The exercise:
Copy each line that holds "from".

Records for processing:
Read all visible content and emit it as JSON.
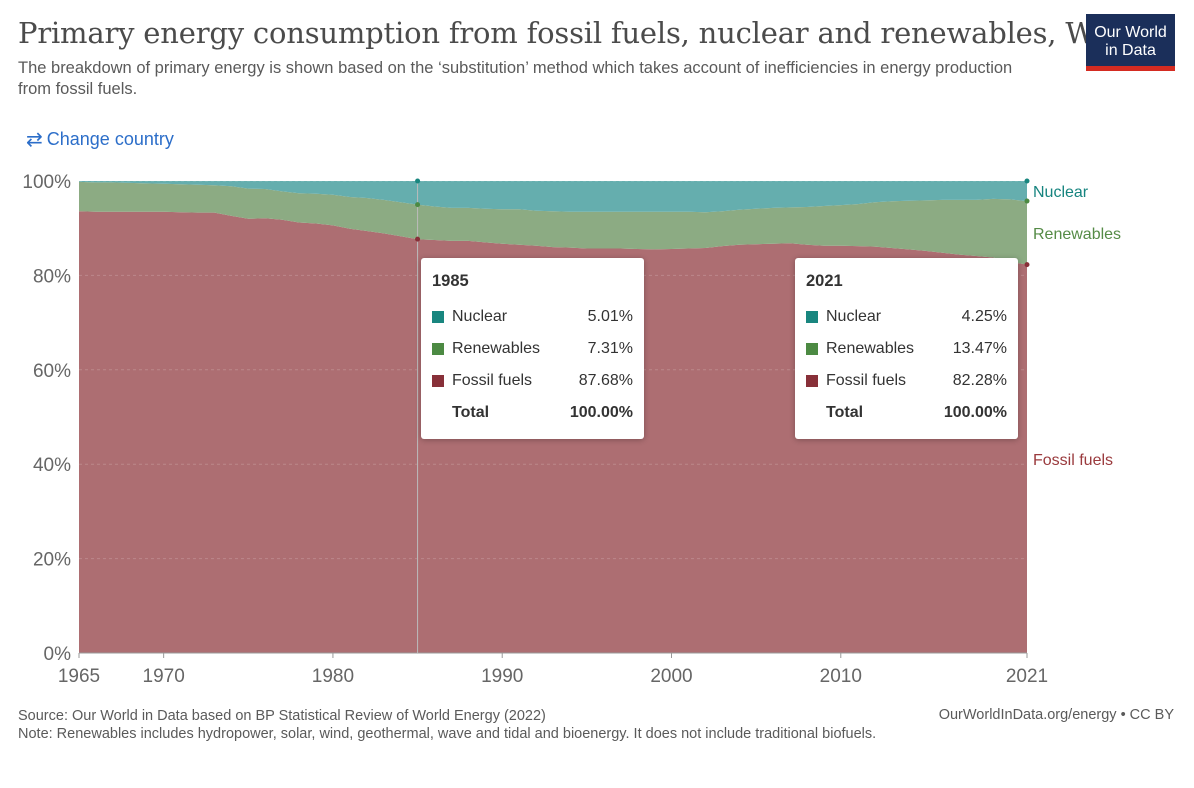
{
  "header": {
    "title": "Primary energy consumption from fossil fuels, nuclear and renewables, World",
    "subtitle": "The breakdown of primary energy is shown based on the ‘substitution’ method which takes account of inefficiencies in energy production from fossil fuels."
  },
  "logo": {
    "line1": "Our World",
    "line2": "in Data"
  },
  "controls": {
    "change_country": "Change country"
  },
  "colors": {
    "fossil": "#ad6e72",
    "renewables": "#8cab83",
    "nuclear": "#65aeae",
    "fossil_label": "#9a3a3d",
    "renewables_label": "#558b46",
    "nuclear_label": "#16847f",
    "fossil_swatch": "#883039",
    "renewables_swatch": "#4c8a43",
    "nuclear_swatch": "#19867f"
  },
  "chart_data": {
    "type": "area",
    "stacked": true,
    "x_ticks": [
      1965,
      1970,
      1980,
      1990,
      2000,
      2010,
      2021
    ],
    "y_ticks": [
      0,
      20,
      40,
      60,
      80,
      100
    ],
    "y_tick_suffix": "%",
    "xlim": [
      1965,
      2021
    ],
    "ylim": [
      0,
      100
    ],
    "x": [
      1965,
      1966,
      1967,
      1968,
      1969,
      1970,
      1971,
      1972,
      1973,
      1974,
      1975,
      1976,
      1977,
      1978,
      1979,
      1980,
      1981,
      1982,
      1983,
      1984,
      1985,
      1986,
      1987,
      1988,
      1989,
      1990,
      1991,
      1992,
      1993,
      1994,
      1995,
      1996,
      1997,
      1998,
      1999,
      2000,
      2001,
      2002,
      2003,
      2004,
      2005,
      2006,
      2007,
      2008,
      2009,
      2010,
      2011,
      2012,
      2013,
      2014,
      2015,
      2016,
      2017,
      2018,
      2019,
      2020,
      2021
    ],
    "series": [
      {
        "name": "Fossil fuels",
        "values": [
          93.6,
          93.5,
          93.5,
          93.5,
          93.5,
          93.5,
          93.4,
          93.3,
          93.3,
          92.6,
          92.0,
          92.1,
          91.8,
          91.2,
          91.0,
          90.6,
          89.9,
          89.4,
          88.9,
          88.3,
          87.68,
          87.5,
          87.3,
          87.3,
          87.0,
          86.7,
          86.5,
          86.3,
          86.0,
          85.9,
          85.7,
          85.7,
          85.7,
          85.6,
          85.5,
          85.6,
          85.7,
          85.8,
          86.2,
          86.5,
          86.6,
          86.7,
          86.8,
          86.5,
          86.3,
          86.3,
          86.2,
          86.1,
          85.8,
          85.5,
          85.2,
          84.8,
          84.4,
          84.1,
          83.8,
          82.9,
          82.28
        ]
      },
      {
        "name": "Renewables",
        "values": [
          6.2,
          6.2,
          6.2,
          6.1,
          6.0,
          5.9,
          5.9,
          5.9,
          5.8,
          6.3,
          6.4,
          6.2,
          6.0,
          6.2,
          6.3,
          6.5,
          6.7,
          7.0,
          7.1,
          7.2,
          7.31,
          7.1,
          7.0,
          7.0,
          7.1,
          7.3,
          7.5,
          7.4,
          7.6,
          7.6,
          7.8,
          7.8,
          7.8,
          7.9,
          8.0,
          7.9,
          7.8,
          7.6,
          7.4,
          7.4,
          7.5,
          7.6,
          7.6,
          8.0,
          8.4,
          8.6,
          8.9,
          9.4,
          9.9,
          10.3,
          10.7,
          11.2,
          11.6,
          11.9,
          12.4,
          13.2,
          13.47
        ]
      },
      {
        "name": "Nuclear",
        "values": [
          0.2,
          0.3,
          0.3,
          0.4,
          0.5,
          0.6,
          0.7,
          0.8,
          0.9,
          1.1,
          1.6,
          1.7,
          2.2,
          2.6,
          2.7,
          2.9,
          3.4,
          3.6,
          4.0,
          4.5,
          5.01,
          5.4,
          5.7,
          5.7,
          5.9,
          6.0,
          6.0,
          6.3,
          6.4,
          6.5,
          6.5,
          6.5,
          6.5,
          6.5,
          6.5,
          6.5,
          6.5,
          6.6,
          6.4,
          6.1,
          5.9,
          5.7,
          5.6,
          5.5,
          5.3,
          5.1,
          4.9,
          4.5,
          4.3,
          4.2,
          4.1,
          4.0,
          4.0,
          4.0,
          3.8,
          3.9,
          4.25
        ]
      }
    ],
    "end_labels": [
      "Nuclear",
      "Renewables",
      "Fossil fuels"
    ],
    "hover_year": 1985
  },
  "tooltips": [
    {
      "year": "1985",
      "rows": [
        {
          "name": "Nuclear",
          "value": "5.01%"
        },
        {
          "name": "Renewables",
          "value": "7.31%"
        },
        {
          "name": "Fossil fuels",
          "value": "87.68%"
        }
      ],
      "total_label": "Total",
      "total_value": "100.00%"
    },
    {
      "year": "2021",
      "rows": [
        {
          "name": "Nuclear",
          "value": "4.25%"
        },
        {
          "name": "Renewables",
          "value": "13.47%"
        },
        {
          "name": "Fossil fuels",
          "value": "82.28%"
        }
      ],
      "total_label": "Total",
      "total_value": "100.00%"
    }
  ],
  "footer": {
    "source": "Source: Our World in Data based on BP Statistical Review of World Energy (2022)",
    "note": "Note: Renewables includes hydropower, solar, wind, geothermal, wave and tidal and bioenergy. It does not include traditional biofuels.",
    "credit": "OurWorldInData.org/energy • CC BY"
  }
}
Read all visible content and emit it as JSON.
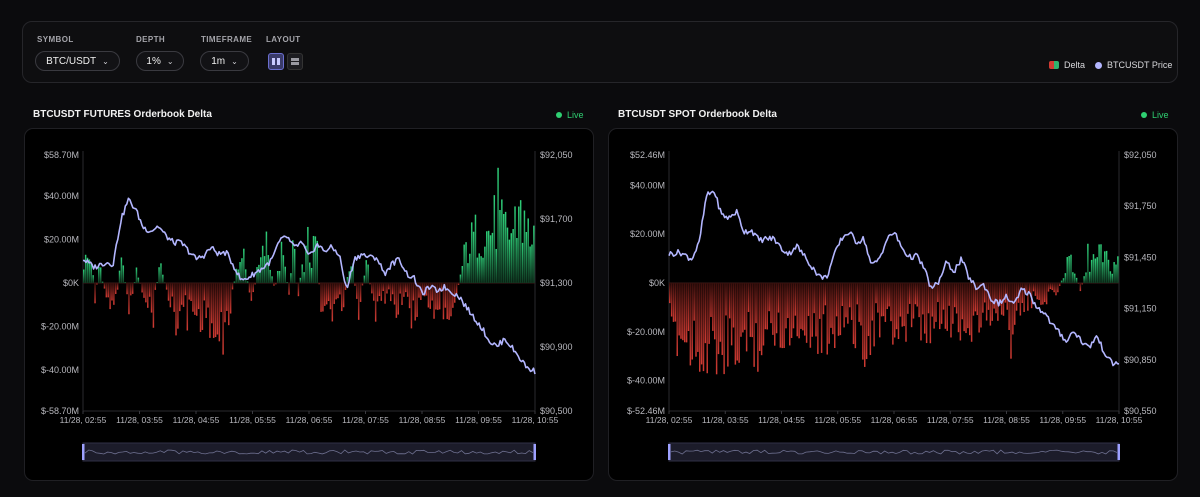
{
  "controls": {
    "symbol": {
      "label": "SYMBOL",
      "value": "BTC/USDT"
    },
    "depth": {
      "label": "DEPTH",
      "value": "1%"
    },
    "timeframe": {
      "label": "TIMEFRAME",
      "value": "1m"
    },
    "layout": {
      "label": "LAYOUT",
      "selected": "side-by-side",
      "options": [
        "side-by-side",
        "stacked"
      ]
    }
  },
  "legend": {
    "delta_label": "Delta",
    "price_label": "BTCUSDT Price"
  },
  "colors": {
    "positive": "#2fb36e",
    "negative": "#d23b33",
    "price": "#b3b6ff",
    "live": "#2fd072",
    "accent": "#8a8eea"
  },
  "charts": [
    {
      "title": "BTCUSDT FUTURES Orderbook Delta",
      "status": "Live"
    },
    {
      "title": "BTCUSDT SPOT Orderbook Delta",
      "status": "Live"
    }
  ],
  "chart_data": [
    {
      "type": "bar",
      "title": "BTCUSDT FUTURES Orderbook Delta",
      "x_ticks": [
        "11/28, 02:55",
        "11/28, 03:55",
        "11/28, 04:55",
        "11/28, 05:55",
        "11/28, 06:55",
        "11/28, 07:55",
        "11/28, 08:55",
        "11/28, 09:55",
        "11/28, 10:55"
      ],
      "y_left_ticks": [
        "$58.70M",
        "$40.00M",
        "$20.00M",
        "$0K",
        "$-20.00M",
        "$-40.00M",
        "$-58.70M"
      ],
      "y_left_values": [
        58.7,
        40,
        20,
        0,
        -20,
        -40,
        -58.7
      ],
      "y_left_range": [
        -58.7,
        58.7
      ],
      "y_right_ticks": [
        "$92,050",
        "$91,700",
        "$91,300",
        "$90,900",
        "$90,500"
      ],
      "y_right_range": [
        90500,
        92050
      ],
      "series": [
        {
          "name": "Delta",
          "type": "bar",
          "anchors": [
            [
              0,
              12
            ],
            [
              2,
              15
            ],
            [
              3,
              -10
            ],
            [
              4,
              10
            ],
            [
              6,
              -8
            ],
            [
              8,
              -14
            ],
            [
              10,
              12
            ],
            [
              12,
              -14
            ],
            [
              14,
              8
            ],
            [
              16,
              -12
            ],
            [
              18,
              -15
            ],
            [
              20,
              10
            ],
            [
              22,
              -6
            ],
            [
              24,
              -20
            ],
            [
              26,
              -14
            ],
            [
              28,
              -12
            ],
            [
              30,
              -20
            ],
            [
              32,
              -16
            ],
            [
              34,
              -24
            ],
            [
              36,
              -38
            ],
            [
              38,
              -18
            ],
            [
              40,
              8
            ],
            [
              42,
              12
            ],
            [
              44,
              -10
            ],
            [
              46,
              10
            ],
            [
              48,
              22
            ],
            [
              50,
              -5
            ],
            [
              52,
              18
            ],
            [
              54,
              -8
            ],
            [
              55,
              30
            ],
            [
              56,
              -8
            ],
            [
              58,
              16
            ],
            [
              60,
              14
            ],
            [
              61,
              28
            ],
            [
              62,
              -12
            ],
            [
              64,
              -20
            ],
            [
              66,
              -12
            ],
            [
              68,
              -16
            ],
            [
              70,
              20
            ],
            [
              72,
              -22
            ],
            [
              74,
              16
            ],
            [
              76,
              -16
            ],
            [
              78,
              -10
            ],
            [
              80,
              -6
            ],
            [
              82,
              -14
            ],
            [
              84,
              -6
            ],
            [
              86,
              -20
            ],
            [
              88,
              -10
            ],
            [
              90,
              -10
            ],
            [
              92,
              -16
            ],
            [
              94,
              -10
            ],
            [
              96,
              -16
            ],
            [
              98,
              -4
            ],
            [
              100,
              18
            ],
            [
              102,
              25
            ],
            [
              104,
              30
            ],
            [
              106,
              28
            ],
            [
              108,
              35
            ],
            [
              110,
              30
            ],
            [
              112,
              28
            ],
            [
              114,
              40
            ],
            [
              116,
              28
            ],
            [
              118,
              30
            ]
          ]
        },
        {
          "name": "BTCUSDT Price",
          "type": "line",
          "anchors": [
            [
              0,
              91420
            ],
            [
              3,
              91370
            ],
            [
              6,
              91400
            ],
            [
              8,
              91390
            ],
            [
              10,
              91650
            ],
            [
              12,
              91780
            ],
            [
              14,
              91720
            ],
            [
              16,
              91610
            ],
            [
              18,
              91590
            ],
            [
              20,
              91620
            ],
            [
              22,
              91560
            ],
            [
              24,
              91520
            ],
            [
              26,
              91520
            ],
            [
              28,
              91470
            ],
            [
              30,
              91420
            ],
            [
              32,
              91440
            ],
            [
              34,
              91490
            ],
            [
              36,
              91450
            ],
            [
              38,
              91460
            ],
            [
              40,
              91380
            ],
            [
              42,
              91290
            ],
            [
              44,
              91310
            ],
            [
              46,
              91340
            ],
            [
              48,
              91370
            ],
            [
              50,
              91410
            ],
            [
              52,
              91520
            ],
            [
              54,
              91560
            ],
            [
              56,
              91490
            ],
            [
              58,
              91520
            ],
            [
              60,
              91430
            ],
            [
              62,
              91510
            ],
            [
              64,
              91470
            ],
            [
              66,
              91490
            ],
            [
              68,
              91450
            ],
            [
              70,
              91230
            ],
            [
              72,
              91420
            ],
            [
              74,
              91450
            ],
            [
              76,
              91430
            ],
            [
              78,
              91430
            ],
            [
              80,
              91330
            ],
            [
              82,
              91390
            ],
            [
              84,
              91420
            ],
            [
              86,
              91330
            ],
            [
              88,
              91300
            ],
            [
              90,
              91210
            ],
            [
              92,
              91250
            ],
            [
              94,
              91230
            ],
            [
              96,
              91250
            ],
            [
              98,
              91220
            ],
            [
              100,
              91190
            ],
            [
              102,
              91120
            ],
            [
              104,
              91060
            ],
            [
              106,
              91000
            ],
            [
              108,
              90920
            ],
            [
              110,
              90890
            ],
            [
              112,
              90940
            ],
            [
              114,
              90880
            ],
            [
              116,
              90820
            ],
            [
              118,
              90760
            ],
            [
              120,
              90740
            ]
          ]
        }
      ]
    },
    {
      "type": "bar",
      "title": "BTCUSDT SPOT Orderbook Delta",
      "x_ticks": [
        "11/28, 02:55",
        "11/28, 03:55",
        "11/28, 04:55",
        "11/28, 05:55",
        "11/28, 06:55",
        "11/28, 07:55",
        "11/28, 08:55",
        "11/28, 09:55",
        "11/28, 10:55"
      ],
      "y_left_ticks": [
        "$52.46M",
        "$40.00M",
        "$20.00M",
        "$0K",
        "$-20.00M",
        "$-40.00M",
        "$-52.46M"
      ],
      "y_left_values": [
        52.46,
        40,
        20,
        0,
        -20,
        -40,
        -52.46
      ],
      "y_left_range": [
        -52.46,
        52.46
      ],
      "y_right_ticks": [
        "$92,050",
        "$91,750",
        "$91,450",
        "$91,150",
        "$90,850",
        "$90,550"
      ],
      "y_right_range": [
        90550,
        92050
      ],
      "series": [
        {
          "name": "Delta",
          "type": "bar",
          "anchors": [
            [
              0,
              -22
            ],
            [
              4,
              -28
            ],
            [
              8,
              -30
            ],
            [
              12,
              -32
            ],
            [
              16,
              -38
            ],
            [
              20,
              -26
            ],
            [
              24,
              -30
            ],
            [
              28,
              -22
            ],
            [
              32,
              -24
            ],
            [
              36,
              -20
            ],
            [
              40,
              -26
            ],
            [
              44,
              -22
            ],
            [
              48,
              -18
            ],
            [
              52,
              -28
            ],
            [
              56,
              -20
            ],
            [
              60,
              -24
            ],
            [
              64,
              -18
            ],
            [
              68,
              -26
            ],
            [
              72,
              -20
            ],
            [
              76,
              -18
            ],
            [
              80,
              -22
            ],
            [
              84,
              -16
            ],
            [
              88,
              -14
            ],
            [
              92,
              -18
            ],
            [
              96,
              -10
            ],
            [
              100,
              -8
            ],
            [
              104,
              -4
            ],
            [
              106,
              8
            ],
            [
              108,
              10
            ],
            [
              110,
              -4
            ],
            [
              112,
              10
            ],
            [
              114,
              12
            ],
            [
              116,
              14
            ],
            [
              118,
              8
            ],
            [
              120,
              12
            ]
          ]
        },
        {
          "name": "BTCUSDT Price",
          "type": "line",
          "anchors": [
            [
              0,
              91470
            ],
            [
              3,
              91480
            ],
            [
              6,
              91440
            ],
            [
              8,
              91530
            ],
            [
              10,
              91810
            ],
            [
              12,
              91840
            ],
            [
              14,
              91700
            ],
            [
              16,
              91680
            ],
            [
              18,
              91720
            ],
            [
              20,
              91600
            ],
            [
              22,
              91610
            ],
            [
              24,
              91550
            ],
            [
              26,
              91560
            ],
            [
              28,
              91560
            ],
            [
              30,
              91500
            ],
            [
              32,
              91470
            ],
            [
              34,
              91520
            ],
            [
              36,
              91460
            ],
            [
              38,
              91400
            ],
            [
              40,
              91340
            ],
            [
              42,
              91330
            ],
            [
              44,
              91460
            ],
            [
              46,
              91560
            ],
            [
              48,
              91600
            ],
            [
              50,
              91540
            ],
            [
              52,
              91560
            ],
            [
              54,
              91400
            ],
            [
              56,
              91440
            ],
            [
              58,
              91550
            ],
            [
              60,
              91600
            ],
            [
              62,
              91510
            ],
            [
              64,
              91450
            ],
            [
              66,
              91460
            ],
            [
              68,
              91390
            ],
            [
              70,
              91260
            ],
            [
              72,
              91310
            ],
            [
              74,
              91420
            ],
            [
              76,
              91370
            ],
            [
              78,
              91440
            ],
            [
              80,
              91330
            ],
            [
              82,
              91270
            ],
            [
              84,
              91290
            ],
            [
              86,
              91200
            ],
            [
              88,
              91180
            ],
            [
              90,
              91220
            ],
            [
              92,
              91170
            ],
            [
              94,
              91260
            ],
            [
              96,
              91240
            ],
            [
              98,
              91160
            ],
            [
              100,
              91130
            ],
            [
              102,
              91060
            ],
            [
              104,
              91010
            ],
            [
              106,
              90960
            ],
            [
              108,
              91020
            ],
            [
              110,
              90960
            ],
            [
              112,
              90920
            ],
            [
              114,
              90990
            ],
            [
              116,
              90900
            ],
            [
              118,
              90830
            ],
            [
              120,
              90830
            ]
          ]
        }
      ]
    }
  ]
}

Finished answer:
    "title": "Primary energy consumption from fossil fuels, nuclear and renewables, World",
    "subtitle": "The breakdown of primary energy is shown based on the ‘substitution’ method which takes account of inefficiencies in energy production from fossil fuels."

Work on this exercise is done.